> **Provided records**:

━━━━━━━━━━

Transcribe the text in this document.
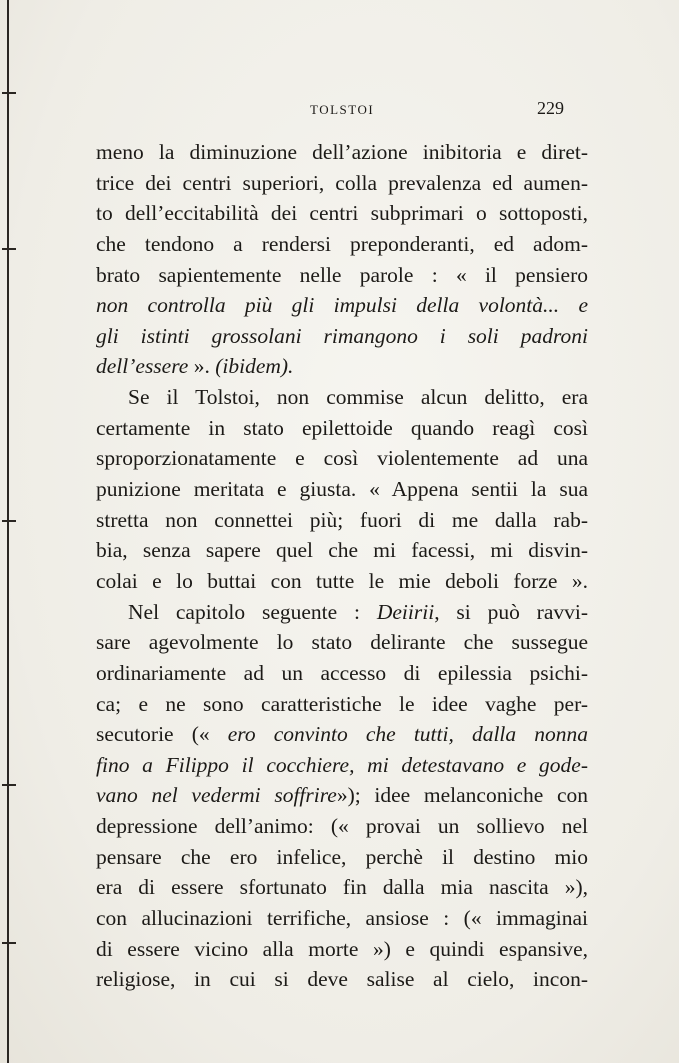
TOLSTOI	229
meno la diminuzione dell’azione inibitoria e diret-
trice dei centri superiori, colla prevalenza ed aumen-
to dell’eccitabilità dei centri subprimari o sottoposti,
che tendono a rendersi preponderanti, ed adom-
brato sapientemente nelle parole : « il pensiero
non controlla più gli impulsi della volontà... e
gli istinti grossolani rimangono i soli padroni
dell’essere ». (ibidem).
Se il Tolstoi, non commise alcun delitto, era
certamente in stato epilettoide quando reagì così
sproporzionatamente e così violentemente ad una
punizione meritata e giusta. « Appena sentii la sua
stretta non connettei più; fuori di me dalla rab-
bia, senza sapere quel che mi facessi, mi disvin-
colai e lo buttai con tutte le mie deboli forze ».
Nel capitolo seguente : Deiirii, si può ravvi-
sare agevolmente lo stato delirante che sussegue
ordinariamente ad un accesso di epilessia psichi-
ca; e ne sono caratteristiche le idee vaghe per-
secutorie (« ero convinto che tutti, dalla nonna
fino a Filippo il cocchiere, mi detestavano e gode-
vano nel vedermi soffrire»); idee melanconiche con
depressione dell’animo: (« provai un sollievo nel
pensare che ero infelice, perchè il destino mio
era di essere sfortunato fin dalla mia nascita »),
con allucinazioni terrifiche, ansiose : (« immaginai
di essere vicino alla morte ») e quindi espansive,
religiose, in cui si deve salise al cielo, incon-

━━━━━━━━━━

> **Requirements**:
Count every line in the data where the string "idee" occurs. Give nothing except the number.

> **Solution to this task**:
2